> _FRAGMENTO DEL TEXTO_
-=-=-

Carrera Merrell de Guatavita: el mundo está loco, loco, loco…

Estado de las zapatillas tras la carrera. Foto: Jorge Bela
La mañana amaneció lluviosa y oscura: un pésimo augurio para la temida carrera Merrell de Guatavita. Abocado a la misma ante la sorprendente insistencia de mi amiga Constanza Escobar, y apartadas como malas hierbas las tentaciones de retirarme en el último momento, solo me quedaba tomar la salida y enfrentarme a los 9,5 km de distancia. Aunque muchísimo mas suave que sus hermanas mayores de 21 y 42kms -- cuyos perfiles son además mucho mas violentos -- el reto era considerable, y a la falta de entrenamiento había que sumar una opípara cena en casa de amigos la noche anterior.

Cuando llegamos a Guatavita casi milagrosamente dejó de llover, y la lluvia no volvió a hacer su aparición hasta bastante tiempo después de acabada la carrera. Junto a la meta (que también servía como arco de salida) los corredores hacían ejercicios de calentamiento bajo las instrucciones de dos atléticos jovenzuelos. “Si a penas puedo hacer estos ejercicios previos, ¿cómo voy a hacer la cerrera?”, me preguntaba en silencio. El único foco de alegría lo ponían unas enormes fuentes de fruta lista para ser distribuida entre los corredores a su llegada. El minutero avanzaba cortando como un cuchillo sobre un estado anímico que alternaba entre la impaciencia y el deseo de que la hora de la salida no llegara nunca.

Constanza Escobar y Carola Echeverry me dan ánimos antes de la salida.

Para bien o para mal, finalmente llegó. Unos 600 corredores tomamos la salida, la mayoría ataviados con la camiseta oficial, blanca y naranja. A diferencia de otras carreras, en esta nadie parecía tener mucha prisa. Corrimos unos minutos por Guatavita, y en seguida tuvimos un aperitivo del festín que nos esperaba: un pequeño repecho en el quela hierba había desaparecido, y que los corredores tenían dificultades para superar. Se observaron las primeras caídas, y las primeras manchas en ropa y calzado.

Durante la carrera. Foto: www.DeporteNET.com
Por una suave cuesta comenzamos a atacar la montaña. El camino era un barrizal, empinado y peligroso. El ritmo de la carrera disminuyó, formándose trancones puntuales. Al final de la subida prácticamente todos caminábamos. El paisaje se empezó a hacer espectacular. El embalse de Tominé se alejaba, dejando paso a enormes praderas de un color verde intenso. De pronto me di cuenta de que estábamos en plena montaña, embarrados, sufriendo y resbalándonos a cada instante, pero disfrutando de un espectáculo sin igual.

Los siguientes kilómetros transcurrieron por una carretera destapada, en un estado mucho mejor que el camino de arcilla. Comencé a confiarme. Siguiendo el flujo general, corría en plano y en las bajadas, y caminaba, a buen ritmo, en las subidas más empinadas. Un jeep pidió paso con urgencia, anunciando que llevaba una corredora enferma. Luego supimos que se trataba de la sobrina de Constanza, pero afortunadamente fue solo un ataque alérgico, que aunque potencialmente peligroso, respondió inmediatamente al tratamiento médico y todo quedó en un susto.

De pronto los organizadores anunciaron que solo quedaban dos kilómetros, y yo comencé a saborear las mieles de la llegada a meta. Pero lo que no anunciaron es que esos últimos kilómetros eran en realidad un tobogán casi vertical, de arcilla batida sobre arcilla perfectamente lisa. Los corredores intentaban agarrarse a la vegetación, pero todo era en vano: las caídas se sucedían como en una película de cine mudo. Debo aclarar que yo no llegué a caerme….

¡La medalla! Foto: Jorge Bela
Finalmente, la meta y las deliciosas frutas recién cortadas, que devoré aunque mis manos estaban llenas de arcilla. Una vez que había pasado todo, el sentimiento era de felicidad completa, y de una conexión aún mayor con las hermosas montañas de Colombia: ¡Gracias Constanza!

-=-=-

> _LISTADO PROPORCIONADO_
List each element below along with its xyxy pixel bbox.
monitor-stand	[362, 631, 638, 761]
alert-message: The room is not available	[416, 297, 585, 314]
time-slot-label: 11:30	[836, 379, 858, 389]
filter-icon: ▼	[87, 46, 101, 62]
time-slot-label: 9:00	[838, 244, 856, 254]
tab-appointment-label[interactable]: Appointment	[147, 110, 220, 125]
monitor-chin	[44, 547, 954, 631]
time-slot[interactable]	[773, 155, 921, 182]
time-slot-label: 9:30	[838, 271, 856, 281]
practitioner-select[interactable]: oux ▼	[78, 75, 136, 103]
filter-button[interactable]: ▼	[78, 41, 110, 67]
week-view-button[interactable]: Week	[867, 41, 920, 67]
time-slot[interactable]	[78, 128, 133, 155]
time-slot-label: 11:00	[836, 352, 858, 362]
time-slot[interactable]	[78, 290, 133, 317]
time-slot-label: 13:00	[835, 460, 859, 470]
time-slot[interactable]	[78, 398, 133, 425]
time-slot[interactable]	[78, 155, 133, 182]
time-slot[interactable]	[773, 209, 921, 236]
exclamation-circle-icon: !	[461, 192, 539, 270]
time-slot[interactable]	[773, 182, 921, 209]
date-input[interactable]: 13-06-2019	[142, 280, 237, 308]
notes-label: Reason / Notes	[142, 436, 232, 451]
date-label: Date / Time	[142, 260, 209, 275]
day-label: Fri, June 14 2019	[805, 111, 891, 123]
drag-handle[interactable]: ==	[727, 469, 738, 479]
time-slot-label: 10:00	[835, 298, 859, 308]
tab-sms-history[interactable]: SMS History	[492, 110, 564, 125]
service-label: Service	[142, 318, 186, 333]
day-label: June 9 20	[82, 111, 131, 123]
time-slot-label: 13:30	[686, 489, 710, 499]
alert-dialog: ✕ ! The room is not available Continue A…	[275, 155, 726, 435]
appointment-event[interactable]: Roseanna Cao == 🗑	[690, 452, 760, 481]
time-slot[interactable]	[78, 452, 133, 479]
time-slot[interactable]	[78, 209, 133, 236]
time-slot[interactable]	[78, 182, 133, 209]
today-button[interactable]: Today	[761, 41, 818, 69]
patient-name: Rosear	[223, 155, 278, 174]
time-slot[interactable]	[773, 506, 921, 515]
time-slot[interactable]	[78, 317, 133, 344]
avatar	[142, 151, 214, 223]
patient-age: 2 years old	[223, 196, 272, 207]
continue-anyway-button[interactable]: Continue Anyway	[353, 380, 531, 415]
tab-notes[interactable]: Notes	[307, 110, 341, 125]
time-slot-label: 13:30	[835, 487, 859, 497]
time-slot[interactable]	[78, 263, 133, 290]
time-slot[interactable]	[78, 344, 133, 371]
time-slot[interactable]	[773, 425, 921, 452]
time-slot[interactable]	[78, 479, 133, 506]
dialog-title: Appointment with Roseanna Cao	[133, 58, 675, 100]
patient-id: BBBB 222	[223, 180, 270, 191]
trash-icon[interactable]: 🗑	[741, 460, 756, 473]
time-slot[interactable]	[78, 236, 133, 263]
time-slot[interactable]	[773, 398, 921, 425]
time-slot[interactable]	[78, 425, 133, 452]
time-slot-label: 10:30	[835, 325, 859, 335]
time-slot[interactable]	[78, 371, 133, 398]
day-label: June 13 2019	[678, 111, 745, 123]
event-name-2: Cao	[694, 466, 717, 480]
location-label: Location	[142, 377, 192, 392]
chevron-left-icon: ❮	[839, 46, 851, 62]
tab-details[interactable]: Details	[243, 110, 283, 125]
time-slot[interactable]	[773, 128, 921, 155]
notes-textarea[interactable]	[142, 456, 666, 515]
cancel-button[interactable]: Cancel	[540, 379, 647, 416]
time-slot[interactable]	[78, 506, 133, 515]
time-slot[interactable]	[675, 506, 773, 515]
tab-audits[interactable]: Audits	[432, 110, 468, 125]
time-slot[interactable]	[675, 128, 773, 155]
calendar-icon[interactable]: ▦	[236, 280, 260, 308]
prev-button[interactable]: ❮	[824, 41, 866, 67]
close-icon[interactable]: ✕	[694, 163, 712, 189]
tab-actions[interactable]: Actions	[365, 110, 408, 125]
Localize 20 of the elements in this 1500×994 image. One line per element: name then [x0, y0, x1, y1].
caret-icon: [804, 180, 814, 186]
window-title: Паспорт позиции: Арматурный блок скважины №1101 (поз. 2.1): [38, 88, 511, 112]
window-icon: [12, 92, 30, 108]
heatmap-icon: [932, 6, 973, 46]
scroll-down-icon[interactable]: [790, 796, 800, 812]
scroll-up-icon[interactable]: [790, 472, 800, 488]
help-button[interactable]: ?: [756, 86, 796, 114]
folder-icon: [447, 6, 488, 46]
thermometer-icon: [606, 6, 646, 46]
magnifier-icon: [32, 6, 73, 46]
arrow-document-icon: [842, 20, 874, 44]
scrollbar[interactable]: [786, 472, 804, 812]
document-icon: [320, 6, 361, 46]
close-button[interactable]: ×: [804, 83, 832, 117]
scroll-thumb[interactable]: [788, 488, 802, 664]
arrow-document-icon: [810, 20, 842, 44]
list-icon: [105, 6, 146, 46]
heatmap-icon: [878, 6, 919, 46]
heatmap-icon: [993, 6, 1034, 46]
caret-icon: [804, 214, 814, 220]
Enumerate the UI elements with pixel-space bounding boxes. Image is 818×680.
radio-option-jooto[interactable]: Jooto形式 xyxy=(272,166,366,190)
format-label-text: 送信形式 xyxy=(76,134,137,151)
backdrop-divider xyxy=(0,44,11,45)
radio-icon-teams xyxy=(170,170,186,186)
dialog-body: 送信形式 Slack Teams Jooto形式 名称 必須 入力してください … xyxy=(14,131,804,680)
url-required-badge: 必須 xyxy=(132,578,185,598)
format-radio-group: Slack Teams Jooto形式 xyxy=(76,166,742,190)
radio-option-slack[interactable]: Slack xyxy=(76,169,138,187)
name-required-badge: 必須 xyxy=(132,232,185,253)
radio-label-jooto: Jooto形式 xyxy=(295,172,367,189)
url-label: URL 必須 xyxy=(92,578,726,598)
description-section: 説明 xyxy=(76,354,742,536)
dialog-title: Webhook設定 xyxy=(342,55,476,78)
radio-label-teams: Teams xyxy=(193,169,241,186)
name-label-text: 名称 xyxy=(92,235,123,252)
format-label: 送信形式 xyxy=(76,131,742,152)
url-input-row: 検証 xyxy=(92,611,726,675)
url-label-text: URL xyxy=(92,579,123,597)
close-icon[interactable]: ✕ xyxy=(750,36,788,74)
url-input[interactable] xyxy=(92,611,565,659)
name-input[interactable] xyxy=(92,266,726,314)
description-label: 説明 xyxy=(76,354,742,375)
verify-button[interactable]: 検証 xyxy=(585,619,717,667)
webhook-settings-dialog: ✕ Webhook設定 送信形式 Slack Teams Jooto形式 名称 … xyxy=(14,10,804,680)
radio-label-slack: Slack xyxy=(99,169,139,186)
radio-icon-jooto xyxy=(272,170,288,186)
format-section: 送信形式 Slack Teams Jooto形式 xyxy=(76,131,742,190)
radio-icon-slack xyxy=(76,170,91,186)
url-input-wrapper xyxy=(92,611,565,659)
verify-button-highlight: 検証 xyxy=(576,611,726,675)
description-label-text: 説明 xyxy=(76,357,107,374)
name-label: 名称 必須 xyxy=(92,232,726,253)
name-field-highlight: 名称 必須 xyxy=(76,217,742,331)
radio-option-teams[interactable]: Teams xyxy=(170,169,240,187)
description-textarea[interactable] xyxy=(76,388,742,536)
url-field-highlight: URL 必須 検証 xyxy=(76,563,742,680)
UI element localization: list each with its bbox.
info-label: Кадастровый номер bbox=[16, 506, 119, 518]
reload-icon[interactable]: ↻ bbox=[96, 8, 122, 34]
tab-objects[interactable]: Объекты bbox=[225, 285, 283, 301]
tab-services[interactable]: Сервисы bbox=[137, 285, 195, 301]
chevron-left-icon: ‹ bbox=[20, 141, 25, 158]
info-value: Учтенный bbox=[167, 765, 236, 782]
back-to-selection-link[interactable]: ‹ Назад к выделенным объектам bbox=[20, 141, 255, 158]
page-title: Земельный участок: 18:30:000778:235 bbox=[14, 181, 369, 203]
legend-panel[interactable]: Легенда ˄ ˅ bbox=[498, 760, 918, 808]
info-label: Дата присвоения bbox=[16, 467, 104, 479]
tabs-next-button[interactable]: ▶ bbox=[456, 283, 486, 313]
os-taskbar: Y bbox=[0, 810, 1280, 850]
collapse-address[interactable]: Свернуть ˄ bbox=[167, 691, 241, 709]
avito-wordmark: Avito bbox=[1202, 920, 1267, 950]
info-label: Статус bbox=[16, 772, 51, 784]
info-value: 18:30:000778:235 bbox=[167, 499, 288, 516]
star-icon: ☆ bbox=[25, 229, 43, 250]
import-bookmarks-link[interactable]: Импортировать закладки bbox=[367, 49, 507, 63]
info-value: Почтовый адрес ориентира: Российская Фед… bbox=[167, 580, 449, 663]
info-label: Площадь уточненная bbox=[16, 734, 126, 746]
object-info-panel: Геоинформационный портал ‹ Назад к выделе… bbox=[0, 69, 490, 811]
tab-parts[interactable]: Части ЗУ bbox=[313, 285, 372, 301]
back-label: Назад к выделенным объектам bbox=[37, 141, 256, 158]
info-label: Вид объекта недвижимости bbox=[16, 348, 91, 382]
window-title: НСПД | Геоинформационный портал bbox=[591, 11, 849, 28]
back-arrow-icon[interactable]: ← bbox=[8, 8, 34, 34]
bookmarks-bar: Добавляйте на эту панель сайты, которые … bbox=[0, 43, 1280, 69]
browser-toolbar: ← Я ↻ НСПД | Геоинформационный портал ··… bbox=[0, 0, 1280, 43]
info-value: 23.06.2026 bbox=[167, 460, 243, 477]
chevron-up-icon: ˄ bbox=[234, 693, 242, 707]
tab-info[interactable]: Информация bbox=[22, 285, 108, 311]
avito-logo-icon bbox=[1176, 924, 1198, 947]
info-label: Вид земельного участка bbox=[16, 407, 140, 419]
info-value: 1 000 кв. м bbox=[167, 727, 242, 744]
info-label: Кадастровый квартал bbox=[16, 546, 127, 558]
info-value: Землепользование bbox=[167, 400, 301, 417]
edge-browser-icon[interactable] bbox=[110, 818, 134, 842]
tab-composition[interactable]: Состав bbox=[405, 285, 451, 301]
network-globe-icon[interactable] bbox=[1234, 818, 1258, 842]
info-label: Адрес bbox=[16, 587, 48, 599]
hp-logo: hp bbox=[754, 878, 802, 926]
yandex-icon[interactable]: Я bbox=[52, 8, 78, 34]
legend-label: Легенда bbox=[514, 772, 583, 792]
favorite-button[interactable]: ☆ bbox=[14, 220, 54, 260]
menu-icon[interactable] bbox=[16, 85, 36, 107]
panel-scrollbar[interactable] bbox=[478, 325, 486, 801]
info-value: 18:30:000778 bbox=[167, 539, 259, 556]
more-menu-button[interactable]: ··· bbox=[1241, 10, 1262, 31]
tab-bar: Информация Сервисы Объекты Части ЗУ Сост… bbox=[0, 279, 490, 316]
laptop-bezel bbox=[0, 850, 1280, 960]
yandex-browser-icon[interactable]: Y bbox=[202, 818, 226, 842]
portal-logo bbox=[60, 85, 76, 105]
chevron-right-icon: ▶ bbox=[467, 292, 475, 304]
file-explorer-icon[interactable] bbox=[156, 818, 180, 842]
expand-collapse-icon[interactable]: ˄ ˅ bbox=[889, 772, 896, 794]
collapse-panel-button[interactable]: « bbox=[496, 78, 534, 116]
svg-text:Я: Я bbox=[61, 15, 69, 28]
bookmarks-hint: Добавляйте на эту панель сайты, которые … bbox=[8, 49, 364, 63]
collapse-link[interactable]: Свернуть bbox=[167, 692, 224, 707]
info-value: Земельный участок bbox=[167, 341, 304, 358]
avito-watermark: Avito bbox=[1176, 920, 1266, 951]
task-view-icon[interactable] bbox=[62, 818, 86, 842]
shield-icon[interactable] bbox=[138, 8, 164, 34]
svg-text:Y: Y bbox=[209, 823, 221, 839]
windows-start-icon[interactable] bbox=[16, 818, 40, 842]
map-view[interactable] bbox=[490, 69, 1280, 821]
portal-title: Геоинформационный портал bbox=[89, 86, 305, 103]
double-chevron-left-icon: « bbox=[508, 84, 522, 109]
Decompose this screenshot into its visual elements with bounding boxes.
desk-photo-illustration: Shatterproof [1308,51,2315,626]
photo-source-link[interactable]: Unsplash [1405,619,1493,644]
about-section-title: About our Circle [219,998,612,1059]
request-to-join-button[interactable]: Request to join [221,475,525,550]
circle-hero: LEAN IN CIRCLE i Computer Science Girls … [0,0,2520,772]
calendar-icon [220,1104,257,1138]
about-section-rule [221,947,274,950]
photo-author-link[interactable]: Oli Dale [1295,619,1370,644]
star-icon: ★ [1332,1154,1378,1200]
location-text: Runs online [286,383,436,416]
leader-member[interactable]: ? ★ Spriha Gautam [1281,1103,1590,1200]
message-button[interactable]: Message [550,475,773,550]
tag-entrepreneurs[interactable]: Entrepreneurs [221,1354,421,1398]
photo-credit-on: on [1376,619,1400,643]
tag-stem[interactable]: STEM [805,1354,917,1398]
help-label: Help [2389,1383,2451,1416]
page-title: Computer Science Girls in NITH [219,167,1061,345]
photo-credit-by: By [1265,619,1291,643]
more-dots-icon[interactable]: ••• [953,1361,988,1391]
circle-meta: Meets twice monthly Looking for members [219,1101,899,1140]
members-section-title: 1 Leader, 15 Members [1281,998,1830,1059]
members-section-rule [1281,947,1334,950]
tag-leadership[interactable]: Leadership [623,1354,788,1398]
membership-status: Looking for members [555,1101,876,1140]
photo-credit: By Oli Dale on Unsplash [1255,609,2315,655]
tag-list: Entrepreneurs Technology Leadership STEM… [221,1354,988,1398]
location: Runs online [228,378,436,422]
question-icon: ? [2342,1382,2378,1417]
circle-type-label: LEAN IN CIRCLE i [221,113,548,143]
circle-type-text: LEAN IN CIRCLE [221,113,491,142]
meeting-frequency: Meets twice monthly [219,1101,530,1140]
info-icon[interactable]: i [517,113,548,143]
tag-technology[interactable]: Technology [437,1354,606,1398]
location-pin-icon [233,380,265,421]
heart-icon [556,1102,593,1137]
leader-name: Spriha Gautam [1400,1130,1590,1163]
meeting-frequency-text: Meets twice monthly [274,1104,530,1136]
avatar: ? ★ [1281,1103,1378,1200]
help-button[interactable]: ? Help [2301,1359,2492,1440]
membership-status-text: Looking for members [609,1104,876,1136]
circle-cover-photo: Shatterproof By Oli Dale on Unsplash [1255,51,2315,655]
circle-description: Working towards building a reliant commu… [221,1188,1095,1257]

-=-=-

> _TAREA POR REALIZAR_
Copia de nuevo la crónica de la carrera desde "De pronto los" hasta "Colombia: ¡Gracias Constanza!", ambos incluidos, y cambia "arcilla" por "barro".

> _RESULTADO ESPERADO_
De pronto los organizadores anunciaron que solo quedaban dos kilómetros, y yo comencé a saborear las mieles de la llegada a meta. Pero lo que no anunciaron es que esos últimos kilómetros eran en realidad un tobogán casi vertical, de barro batida sobre barro perfectamente lisa. Los corredores intentaban agarrarse a la vegetación, pero todo era en vano: las caídas se sucedían como en una película de cine mudo. Debo aclarar que yo no llegué a caerme….

¡La medalla! Foto: Jorge Bela
Finalmente, la meta y las deliciosas frutas recién cortadas, que devoré aunque mis manos estaban llenas de barro. Una vez que había pasado todo, el sentimiento era de felicidad completa, y de una conexión aún mayor con las hermosas montañas de Colombia: ¡Gracias Constanza!